STATED GOAL: Pick out each line in the entries below that contains the string "data", and copy those lines out. Case counts.

____

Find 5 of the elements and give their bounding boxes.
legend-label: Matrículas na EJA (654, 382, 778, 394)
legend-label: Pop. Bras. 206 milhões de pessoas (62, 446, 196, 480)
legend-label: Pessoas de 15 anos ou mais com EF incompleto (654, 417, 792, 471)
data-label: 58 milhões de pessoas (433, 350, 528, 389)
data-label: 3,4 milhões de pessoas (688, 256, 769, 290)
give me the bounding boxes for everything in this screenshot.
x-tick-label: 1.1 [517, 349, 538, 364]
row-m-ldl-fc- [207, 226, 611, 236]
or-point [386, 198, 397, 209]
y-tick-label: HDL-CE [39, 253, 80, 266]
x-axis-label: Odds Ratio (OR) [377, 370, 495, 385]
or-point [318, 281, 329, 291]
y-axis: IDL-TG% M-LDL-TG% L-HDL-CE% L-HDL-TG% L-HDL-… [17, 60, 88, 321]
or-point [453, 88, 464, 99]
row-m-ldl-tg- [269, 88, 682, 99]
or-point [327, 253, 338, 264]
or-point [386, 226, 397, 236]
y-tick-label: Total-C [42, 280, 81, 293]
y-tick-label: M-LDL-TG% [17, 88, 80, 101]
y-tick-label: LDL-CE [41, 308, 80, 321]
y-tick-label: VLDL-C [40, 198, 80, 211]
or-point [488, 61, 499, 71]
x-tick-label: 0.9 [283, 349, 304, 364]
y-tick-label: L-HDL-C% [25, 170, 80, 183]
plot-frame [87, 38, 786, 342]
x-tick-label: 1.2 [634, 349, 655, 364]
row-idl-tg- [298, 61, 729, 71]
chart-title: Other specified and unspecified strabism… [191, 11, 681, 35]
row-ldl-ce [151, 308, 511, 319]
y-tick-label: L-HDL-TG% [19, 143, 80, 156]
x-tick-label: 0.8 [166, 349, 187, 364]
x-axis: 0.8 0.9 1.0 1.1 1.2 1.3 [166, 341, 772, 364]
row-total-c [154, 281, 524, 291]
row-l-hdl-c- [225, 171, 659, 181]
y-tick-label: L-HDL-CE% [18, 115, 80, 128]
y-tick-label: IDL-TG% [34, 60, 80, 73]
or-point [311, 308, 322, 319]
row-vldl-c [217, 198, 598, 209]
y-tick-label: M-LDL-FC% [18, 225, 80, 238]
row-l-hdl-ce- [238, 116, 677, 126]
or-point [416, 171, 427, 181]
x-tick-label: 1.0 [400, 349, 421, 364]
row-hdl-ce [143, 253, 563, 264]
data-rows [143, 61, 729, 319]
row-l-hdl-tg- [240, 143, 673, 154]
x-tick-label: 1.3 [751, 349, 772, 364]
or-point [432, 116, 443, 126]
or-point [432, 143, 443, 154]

____

FINAL RESULT:
data-label: 58 milhões de pessoas (433, 350, 528, 389)
data-label: 3,4 milhões de pessoas (688, 256, 769, 290)
data-rows [143, 61, 729, 319]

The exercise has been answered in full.